___ MATERIAL FOR THIS TASK ___
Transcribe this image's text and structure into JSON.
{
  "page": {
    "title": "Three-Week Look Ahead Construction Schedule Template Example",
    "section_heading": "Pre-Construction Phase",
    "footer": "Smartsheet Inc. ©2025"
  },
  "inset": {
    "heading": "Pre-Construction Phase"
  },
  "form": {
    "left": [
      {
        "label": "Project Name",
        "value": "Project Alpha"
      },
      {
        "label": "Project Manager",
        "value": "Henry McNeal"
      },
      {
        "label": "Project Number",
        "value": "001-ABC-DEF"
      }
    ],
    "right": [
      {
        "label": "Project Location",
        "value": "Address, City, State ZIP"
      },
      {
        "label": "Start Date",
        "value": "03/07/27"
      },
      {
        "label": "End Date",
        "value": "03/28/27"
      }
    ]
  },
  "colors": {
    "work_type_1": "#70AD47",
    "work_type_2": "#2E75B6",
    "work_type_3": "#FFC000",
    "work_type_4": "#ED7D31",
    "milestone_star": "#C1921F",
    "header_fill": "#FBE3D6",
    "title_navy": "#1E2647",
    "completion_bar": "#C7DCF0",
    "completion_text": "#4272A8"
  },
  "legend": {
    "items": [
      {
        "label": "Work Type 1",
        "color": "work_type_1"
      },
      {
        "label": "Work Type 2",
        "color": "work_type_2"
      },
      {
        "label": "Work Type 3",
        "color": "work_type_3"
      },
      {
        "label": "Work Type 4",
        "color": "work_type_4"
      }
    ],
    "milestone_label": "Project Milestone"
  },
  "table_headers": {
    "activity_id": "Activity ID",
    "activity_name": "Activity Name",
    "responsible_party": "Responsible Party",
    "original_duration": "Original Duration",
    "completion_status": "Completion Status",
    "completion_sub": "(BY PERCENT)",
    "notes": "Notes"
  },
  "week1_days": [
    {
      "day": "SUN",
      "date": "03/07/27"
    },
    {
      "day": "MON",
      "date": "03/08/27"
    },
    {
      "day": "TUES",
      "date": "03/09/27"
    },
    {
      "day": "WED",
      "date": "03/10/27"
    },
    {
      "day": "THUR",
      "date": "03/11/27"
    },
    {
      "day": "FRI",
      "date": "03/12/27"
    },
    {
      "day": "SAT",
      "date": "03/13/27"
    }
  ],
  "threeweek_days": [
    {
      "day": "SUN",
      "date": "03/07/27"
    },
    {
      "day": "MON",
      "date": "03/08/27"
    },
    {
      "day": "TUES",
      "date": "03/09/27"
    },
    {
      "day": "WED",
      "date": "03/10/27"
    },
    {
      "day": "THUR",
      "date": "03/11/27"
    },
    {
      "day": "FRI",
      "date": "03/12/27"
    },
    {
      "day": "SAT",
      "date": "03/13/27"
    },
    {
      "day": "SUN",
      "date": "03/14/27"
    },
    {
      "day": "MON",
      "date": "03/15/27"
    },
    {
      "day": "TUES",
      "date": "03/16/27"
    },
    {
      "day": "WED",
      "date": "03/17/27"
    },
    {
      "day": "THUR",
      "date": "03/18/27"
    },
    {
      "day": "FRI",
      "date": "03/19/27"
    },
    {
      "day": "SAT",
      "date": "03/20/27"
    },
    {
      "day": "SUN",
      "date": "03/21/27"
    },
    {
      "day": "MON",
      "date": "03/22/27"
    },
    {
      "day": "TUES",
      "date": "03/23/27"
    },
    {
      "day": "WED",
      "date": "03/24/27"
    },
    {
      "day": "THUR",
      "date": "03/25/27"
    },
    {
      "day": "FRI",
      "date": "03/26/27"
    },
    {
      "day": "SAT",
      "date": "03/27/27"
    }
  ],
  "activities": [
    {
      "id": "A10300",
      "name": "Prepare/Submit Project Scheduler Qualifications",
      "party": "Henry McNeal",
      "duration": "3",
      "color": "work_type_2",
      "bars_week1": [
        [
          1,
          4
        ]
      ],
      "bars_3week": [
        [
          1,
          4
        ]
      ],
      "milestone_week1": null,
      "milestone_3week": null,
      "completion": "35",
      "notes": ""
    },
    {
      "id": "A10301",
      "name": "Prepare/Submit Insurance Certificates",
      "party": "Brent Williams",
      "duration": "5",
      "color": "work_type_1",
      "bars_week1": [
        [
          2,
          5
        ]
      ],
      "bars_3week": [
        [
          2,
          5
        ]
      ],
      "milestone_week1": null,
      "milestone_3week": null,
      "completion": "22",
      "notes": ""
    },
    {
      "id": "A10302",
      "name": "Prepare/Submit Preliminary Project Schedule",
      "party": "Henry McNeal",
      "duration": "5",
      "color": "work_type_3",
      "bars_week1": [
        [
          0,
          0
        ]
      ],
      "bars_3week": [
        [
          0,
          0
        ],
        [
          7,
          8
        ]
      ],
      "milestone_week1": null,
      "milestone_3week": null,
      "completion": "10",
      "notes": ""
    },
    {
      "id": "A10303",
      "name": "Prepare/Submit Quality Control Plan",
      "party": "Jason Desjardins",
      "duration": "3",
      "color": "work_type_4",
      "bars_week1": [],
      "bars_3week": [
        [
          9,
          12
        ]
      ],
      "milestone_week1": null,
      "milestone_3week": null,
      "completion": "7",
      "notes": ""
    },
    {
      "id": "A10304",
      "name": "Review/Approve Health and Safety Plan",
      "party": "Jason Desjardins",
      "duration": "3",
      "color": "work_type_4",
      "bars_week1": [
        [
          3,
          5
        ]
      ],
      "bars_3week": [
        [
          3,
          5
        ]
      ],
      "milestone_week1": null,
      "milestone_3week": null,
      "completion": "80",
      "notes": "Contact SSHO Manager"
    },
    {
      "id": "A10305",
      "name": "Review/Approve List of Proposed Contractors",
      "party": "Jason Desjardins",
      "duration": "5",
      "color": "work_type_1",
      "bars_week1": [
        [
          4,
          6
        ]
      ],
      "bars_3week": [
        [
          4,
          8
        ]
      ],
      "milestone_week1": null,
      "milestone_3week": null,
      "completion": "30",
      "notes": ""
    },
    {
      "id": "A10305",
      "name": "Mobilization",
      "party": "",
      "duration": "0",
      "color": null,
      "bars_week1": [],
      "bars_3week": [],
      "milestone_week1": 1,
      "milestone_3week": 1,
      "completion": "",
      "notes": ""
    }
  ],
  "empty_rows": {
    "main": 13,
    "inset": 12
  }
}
___
### AIM
Write all of the records out again exactly.

### ANSWER TO THE EXERCISE
Transcribe this image's text and structure into JSON.
{
  "page": {
    "title": "Three-Week Look Ahead Construction Schedule Template Example",
    "section_heading": "Pre-Construction Phase",
    "footer": "Smartsheet Inc. ©2025"
  },
  "inset": {
    "heading": "Pre-Construction Phase"
  },
  "form": {
    "left": [
      {
        "label": "Project Name",
        "value": "Project Alpha"
      },
      {
        "label": "Project Manager",
        "value": "Henry McNeal"
      },
      {
        "label": "Project Number",
        "value": "001-ABC-DEF"
      }
    ],
    "right": [
      {
        "label": "Project Location",
        "value": "Address, City, State ZIP"
      },
      {
        "label": "Start Date",
        "value": "03/07/27"
      },
      {
        "label": "End Date",
        "value": "03/28/27"
      }
    ]
  },
  "colors": {
    "work_type_1": "#70AD47",
    "work_type_2": "#2E75B6",
    "work_type_3": "#FFC000",
    "work_type_4": "#ED7D31",
    "milestone_star": "#C1921F",
    "header_fill": "#FBE3D6",
    "title_navy": "#1E2647",
    "completion_bar": "#C7DCF0",
    "completion_text": "#4272A8"
  },
  "legend": {
    "items": [
      {
        "label": "Work Type 1",
        "color": "work_type_1"
      },
      {
        "label": "Work Type 2",
        "color": "work_type_2"
      },
      {
        "label": "Work Type 3",
        "color": "work_type_3"
      },
      {
        "label": "Work Type 4",
        "color": "work_type_4"
      }
    ],
    "milestone_label": "Project Milestone"
  },
  "table_headers": {
    "activity_id": "Activity ID",
    "activity_name": "Activity Name",
    "responsible_party": "Responsible Party",
    "original_duration": "Original Duration",
    "completion_status": "Completion Status",
    "completion_sub": "(BY PERCENT)",
    "notes": "Notes"
  },
  "week1_days": [
    {
      "day": "SUN",
      "date": "03/07/27"
    },
    {
      "day": "MON",
      "date": "03/08/27"
    },
    {
      "day": "TUES",
      "date": "03/09/27"
    },
    {
      "day": "WED",
      "date": "03/10/27"
    },
    {
      "day": "THUR",
      "date": "03/11/27"
    },
    {
      "day": "FRI",
      "date": "03/12/27"
    },
    {
      "day": "SAT",
      "date": "03/13/27"
    }
  ],
  "threeweek_days": [
    {
      "day": "SUN",
      "date": "03/07/27"
    },
    {
      "day": "MON",
      "date": "03/08/27"
    },
    {
      "day": "TUES",
      "date": "03/09/27"
    },
    {
      "day": "WED",
      "date": "03/10/27"
    },
    {
      "day": "THUR",
      "date": "03/11/27"
    },
    {
      "day": "FRI",
      "date": "03/12/27"
    },
    {
      "day": "SAT",
      "date": "03/13/27"
    },
    {
      "day": "SUN",
      "date": "03/14/27"
    },
    {
      "day": "MON",
      "date": "03/15/27"
    },
    {
      "day": "TUES",
      "date": "03/16/27"
    },
    {
      "day": "WED",
      "date": "03/17/27"
    },
    {
      "day": "THUR",
      "date": "03/18/27"
    },
    {
      "day": "FRI",
      "date": "03/19/27"
    },
    {
      "day": "SAT",
      "date": "03/20/27"
    },
    {
      "day": "SUN",
      "date": "03/21/27"
    },
    {
      "day": "MON",
      "date": "03/22/27"
    },
    {
      "day": "TUES",
      "date": "03/23/27"
    },
    {
      "day": "WED",
      "date": "03/24/27"
    },
    {
      "day": "THUR",
      "date": "03/25/27"
    },
    {
      "day": "FRI",
      "date": "03/26/27"
    },
    {
      "day": "SAT",
      "date": "03/27/27"
    }
  ],
  "activities": [
    {
      "id": "A10300",
      "name": "Prepare/Submit Project Scheduler Qualifications",
      "party": "Henry McNeal",
      "duration": "3",
      "color": "work_type_2",
      "bars_week1": [
        [
          1,
          4
        ]
      ],
      "bars_3week": [
        [
          1,
          4
        ]
      ],
      "milestone_week1": null,
      "milestone_3week": null,
      "completion": "35",
      "notes": ""
    },
    {
      "id": "A10301",
      "name": "Prepare/Submit Insurance Certificates",
      "party": "Brent Williams",
      "duration": "5",
      "color": "work_type_1",
      "bars_week1": [
        [
          2,
          5
        ]
      ],
      "bars_3week": [
        [
          2,
          5
        ]
      ],
      "milestone_week1": null,
      "milestone_3week": null,
      "completion": "22",
      "notes": ""
    },
    {
      "id": "A10302",
      "name": "Prepare/Submit Preliminary Project Schedule",
      "party": "Henry McNeal",
      "duration": "5",
      "color": "work_type_3",
      "bars_week1": [
        [
          0,
          0
        ]
      ],
      "bars_3week": [
        [
          0,
          0
        ],
        [
          7,
          8
        ]
      ],
      "milestone_week1": null,
      "milestone_3week": null,
      "completion": "10",
      "notes": ""
    },
    {
      "id": "A10303",
      "name": "Prepare/Submit Quality Control Plan",
      "party": "Jason Desjardins",
      "duration": "3",
      "color": "work_type_4",
      "bars_week1": [],
      "bars_3week": [
        [
          9,
          12
        ]
      ],
      "milestone_week1": null,
      "milestone_3week": null,
      "completion": "7",
      "notes": ""
    },
    {
      "id": "A10304",
      "name": "Review/Approve Health and Safety Plan",
      "party": "Jason Desjardins",
      "duration": "3",
      "color": "work_type_4",
      "bars_week1": [
        [
          3,
          5
        ]
      ],
      "bars_3week": [
        [
          3,
          5
        ]
      ],
      "milestone_week1": null,
      "milestone_3week": null,
      "completion": "80",
      "notes": "Contact SSHO Manager"
    },
    {
      "id": "A10305",
      "name": "Review/Approve List of Proposed Contractors",
      "party": "Jason Desjardins",
      "duration": "5",
      "color": "work_type_1",
      "bars_week1": [
        [
          4,
          6
        ]
      ],
      "bars_3week": [
        [
          4,
          8
        ]
      ],
      "milestone_week1": null,
      "milestone_3week": null,
      "completion": "30",
      "notes": ""
    },
    {
      "id": "A10305",
      "name": "Mobilization",
      "party": "",
      "duration": "0",
      "color": null,
      "bars_week1": [],
      "bars_3week": [],
      "milestone_week1": 1,
      "milestone_3week": 1,
      "completion": "",
      "notes": ""
    }
  ],
  "empty_rows": {
    "main": 13,
    "inset": 12
  }
}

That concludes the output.